*Directions*
Select every line containing the word "content" from the material, and copy those lines.

*Structured figure records*
------------------------------------------------------------

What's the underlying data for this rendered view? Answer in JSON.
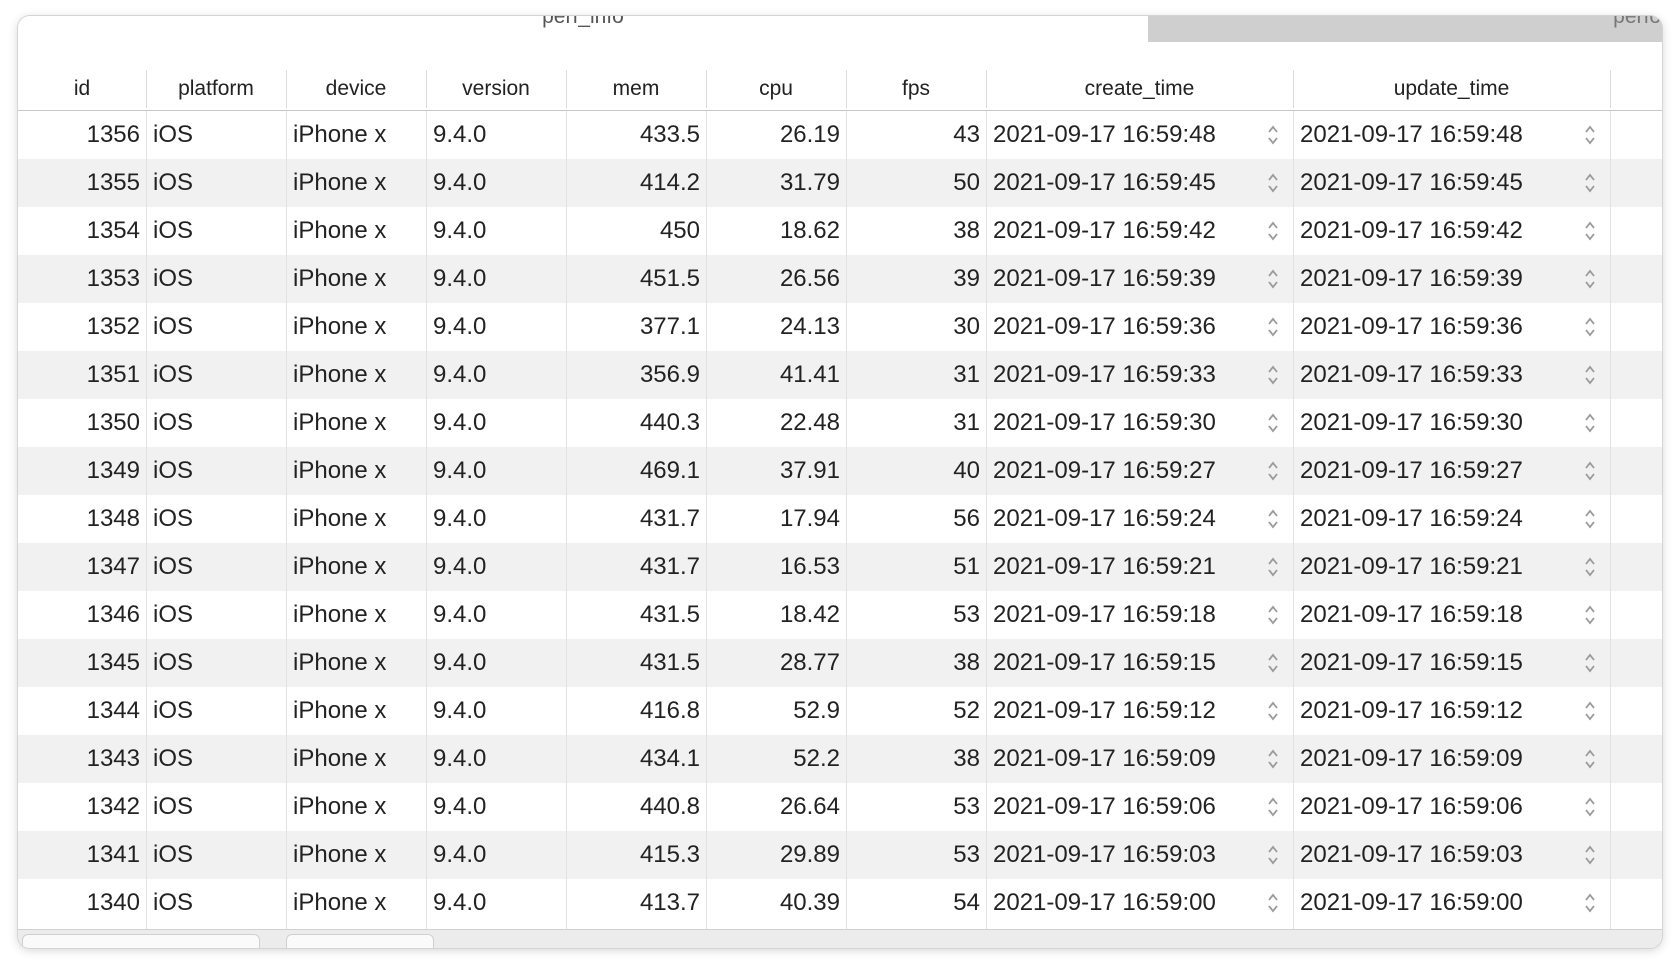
{
  "tabs": [
    {
      "label": "perf_info",
      "active": true
    },
    {
      "label": "perfor",
      "active": false
    }
  ],
  "columns": [
    "id",
    "platform",
    "device",
    "version",
    "mem",
    "cpu",
    "fps",
    "create_time",
    "update_time"
  ],
  "rows": [
    [
      "1356",
      "iOS",
      "iPhone x",
      "9.4.0",
      "433.5",
      "26.19",
      "43",
      "2021-09-17 16:59:48",
      "2021-09-17 16:59:48"
    ],
    [
      "1355",
      "iOS",
      "iPhone x",
      "9.4.0",
      "414.2",
      "31.79",
      "50",
      "2021-09-17 16:59:45",
      "2021-09-17 16:59:45"
    ],
    [
      "1354",
      "iOS",
      "iPhone x",
      "9.4.0",
      "450",
      "18.62",
      "38",
      "2021-09-17 16:59:42",
      "2021-09-17 16:59:42"
    ],
    [
      "1353",
      "iOS",
      "iPhone x",
      "9.4.0",
      "451.5",
      "26.56",
      "39",
      "2021-09-17 16:59:39",
      "2021-09-17 16:59:39"
    ],
    [
      "1352",
      "iOS",
      "iPhone x",
      "9.4.0",
      "377.1",
      "24.13",
      "30",
      "2021-09-17 16:59:36",
      "2021-09-17 16:59:36"
    ],
    [
      "1351",
      "iOS",
      "iPhone x",
      "9.4.0",
      "356.9",
      "41.41",
      "31",
      "2021-09-17 16:59:33",
      "2021-09-17 16:59:33"
    ],
    [
      "1350",
      "iOS",
      "iPhone x",
      "9.4.0",
      "440.3",
      "22.48",
      "31",
      "2021-09-17 16:59:30",
      "2021-09-17 16:59:30"
    ],
    [
      "1349",
      "iOS",
      "iPhone x",
      "9.4.0",
      "469.1",
      "37.91",
      "40",
      "2021-09-17 16:59:27",
      "2021-09-17 16:59:27"
    ],
    [
      "1348",
      "iOS",
      "iPhone x",
      "9.4.0",
      "431.7",
      "17.94",
      "56",
      "2021-09-17 16:59:24",
      "2021-09-17 16:59:24"
    ],
    [
      "1347",
      "iOS",
      "iPhone x",
      "9.4.0",
      "431.7",
      "16.53",
      "51",
      "2021-09-17 16:59:21",
      "2021-09-17 16:59:21"
    ],
    [
      "1346",
      "iOS",
      "iPhone x",
      "9.4.0",
      "431.5",
      "18.42",
      "53",
      "2021-09-17 16:59:18",
      "2021-09-17 16:59:18"
    ],
    [
      "1345",
      "iOS",
      "iPhone x",
      "9.4.0",
      "431.5",
      "28.77",
      "38",
      "2021-09-17 16:59:15",
      "2021-09-17 16:59:15"
    ],
    [
      "1344",
      "iOS",
      "iPhone x",
      "9.4.0",
      "416.8",
      "52.9",
      "52",
      "2021-09-17 16:59:12",
      "2021-09-17 16:59:12"
    ],
    [
      "1343",
      "iOS",
      "iPhone x",
      "9.4.0",
      "434.1",
      "52.2",
      "38",
      "2021-09-17 16:59:09",
      "2021-09-17 16:59:09"
    ],
    [
      "1342",
      "iOS",
      "iPhone x",
      "9.4.0",
      "440.8",
      "26.64",
      "53",
      "2021-09-17 16:59:06",
      "2021-09-17 16:59:06"
    ],
    [
      "1341",
      "iOS",
      "iPhone x",
      "9.4.0",
      "415.3",
      "29.89",
      "53",
      "2021-09-17 16:59:03",
      "2021-09-17 16:59:03"
    ],
    [
      "1340",
      "iOS",
      "iPhone x",
      "9.4.0",
      "413.7",
      "40.39",
      "54",
      "2021-09-17 16:59:00",
      "2021-09-17 16:59:00"
    ]
  ],
  "icons": {
    "stepper": "up-down-stepper-icon"
  },
  "colors": {
    "row_alt": "#f1f1f1",
    "tab_inactive": "#cfcfcf"
  }
}
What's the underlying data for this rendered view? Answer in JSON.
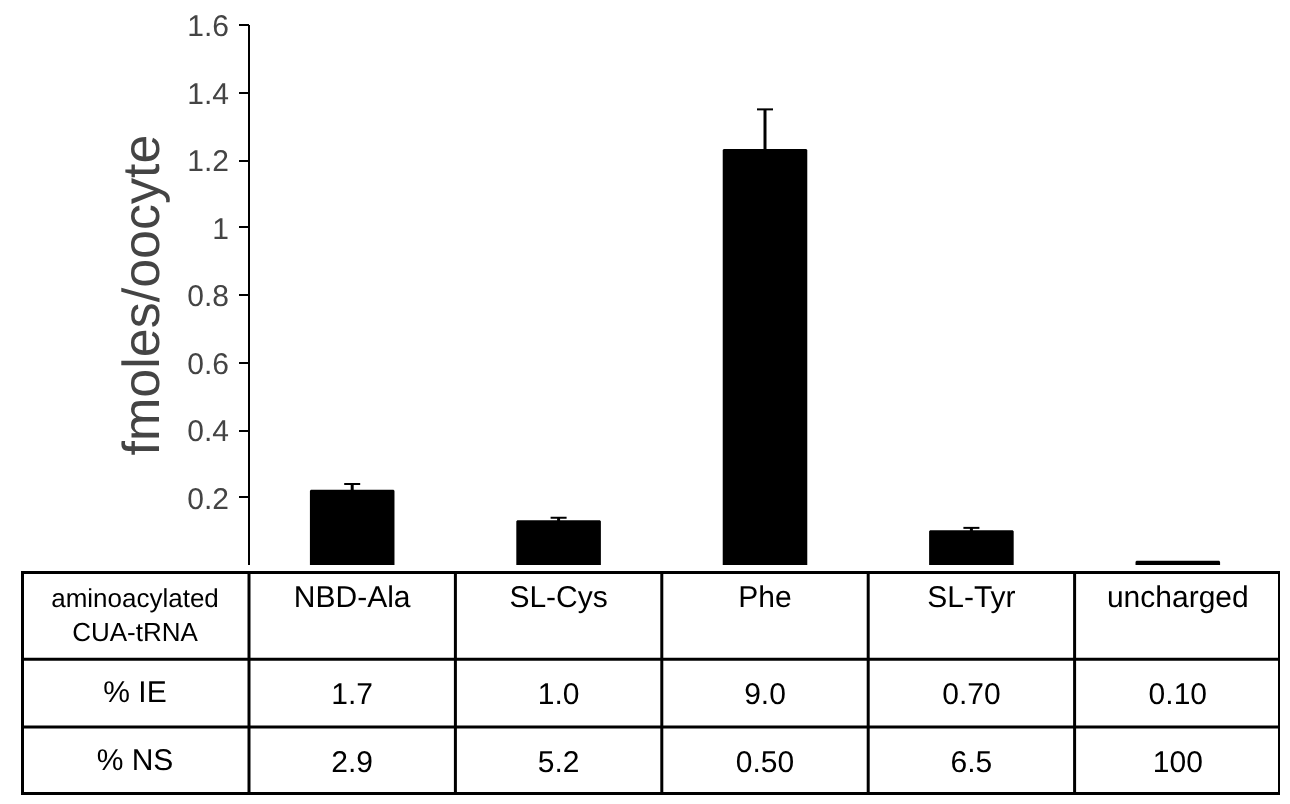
{
  "chart_data": {
    "type": "bar",
    "ylabel": "fmoles/oocyte",
    "categories": [
      "NBD-Ala",
      "SL-Cys",
      "Phe",
      "SL-Tyr",
      "uncharged"
    ],
    "values": [
      0.22,
      0.13,
      1.23,
      0.1,
      0.01
    ],
    "errors": [
      0.02,
      0.01,
      0.12,
      0.01,
      null
    ],
    "color": "#000000",
    "ylim": [
      0,
      1.6
    ],
    "yticks": [
      0.2,
      0.4,
      0.6,
      0.8,
      1,
      1.2,
      1.4,
      1.6
    ],
    "grid": false,
    "annotations": [
      "aminoacylated CUA-tRNA",
      "% IE",
      "1.7",
      "1.0",
      "9.0",
      "0.70",
      "0.10",
      "% NS",
      "2.9",
      "5.2",
      "0.50",
      "6.5",
      "100"
    ]
  }
}
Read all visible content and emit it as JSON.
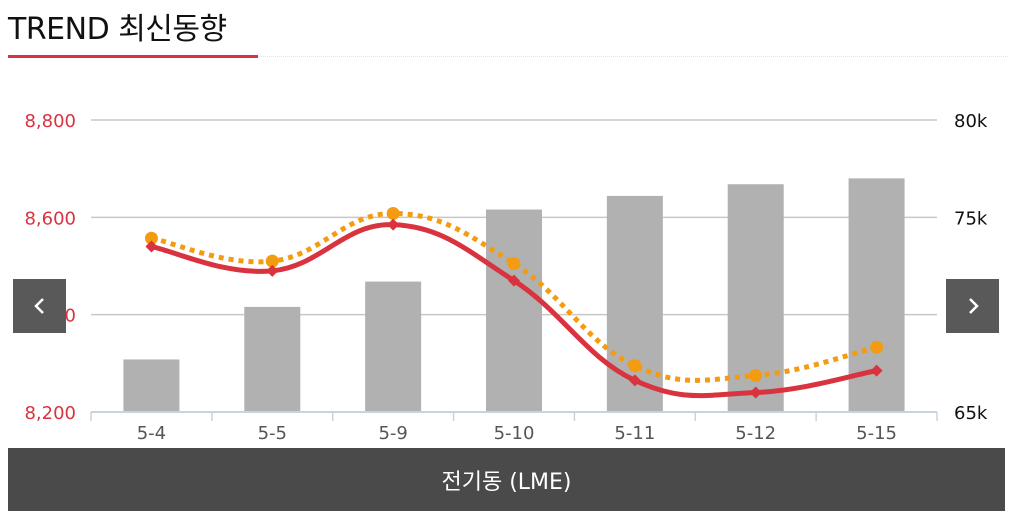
{
  "header": {
    "title": "TREND 최신동향"
  },
  "footer": {
    "label": "전기동 (LME)"
  },
  "nav": {
    "prev_icon": "chevron-left-icon",
    "next_icon": "chevron-right-icon"
  },
  "colors": {
    "bar": "#b1b1b1",
    "red_line": "#d9333f",
    "orange_line": "#f39c12",
    "left_axis": "#d9333f",
    "accent": "#d9333f"
  },
  "chart_data": {
    "type": "bar+line",
    "categories": [
      "5-4",
      "5-5",
      "5-9",
      "5-10",
      "5-11",
      "5-12",
      "5-15"
    ],
    "left_axis": {
      "min": 8200,
      "max": 8800,
      "ticks": [
        "8,200",
        "8,400",
        "8,600",
        "8,800"
      ],
      "tick_values": [
        8200,
        8400,
        8600,
        8800
      ]
    },
    "right_axis": {
      "min": 65,
      "max": 80,
      "ticks": [
        "65k",
        "70k",
        "75k",
        "80k"
      ],
      "tick_values": [
        65,
        70,
        75,
        80
      ]
    },
    "bars": {
      "axis": "right",
      "values": [
        67.7,
        70.4,
        71.7,
        75.4,
        76.1,
        76.7,
        77.0
      ]
    },
    "lines": [
      {
        "axis": "left",
        "style": "solid",
        "marker": "diamond",
        "color": "#d9333f",
        "values": [
          8540,
          8490,
          8585,
          8470,
          8265,
          8240,
          8285
        ]
      },
      {
        "axis": "left",
        "style": "dotted",
        "marker": "circle",
        "color": "#f39c12",
        "values": [
          8557,
          8510,
          8608,
          8505,
          8295,
          8275,
          8333
        ]
      }
    ],
    "grid": true
  }
}
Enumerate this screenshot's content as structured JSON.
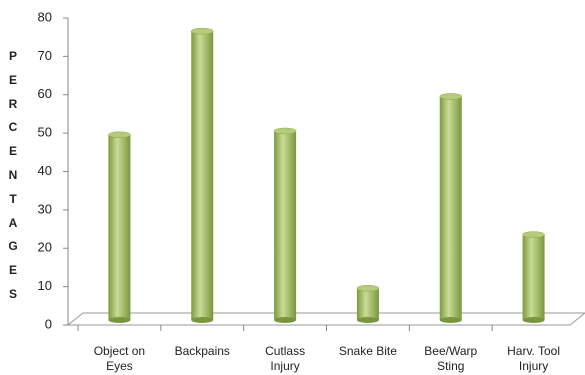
{
  "chart_data": {
    "type": "bar",
    "y_label": "PERCENTAGES",
    "categories": [
      "Object on Eyes",
      "Backpains",
      "Cutlass Injury",
      "Snake Bite",
      "Bee/Warp Sting",
      "Harv. Tool Injury"
    ],
    "values": [
      48,
      75,
      49,
      8,
      58,
      22
    ],
    "color": "#9bbb59",
    "ylim": [
      0,
      80
    ],
    "yticks": [
      0,
      10,
      20,
      30,
      40,
      50,
      60,
      70,
      80
    ]
  }
}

------------------------------------------------------------

*Correct result*
Read all visible content and emit it as JSON.
Enumerate this screenshot's content as structured JSON.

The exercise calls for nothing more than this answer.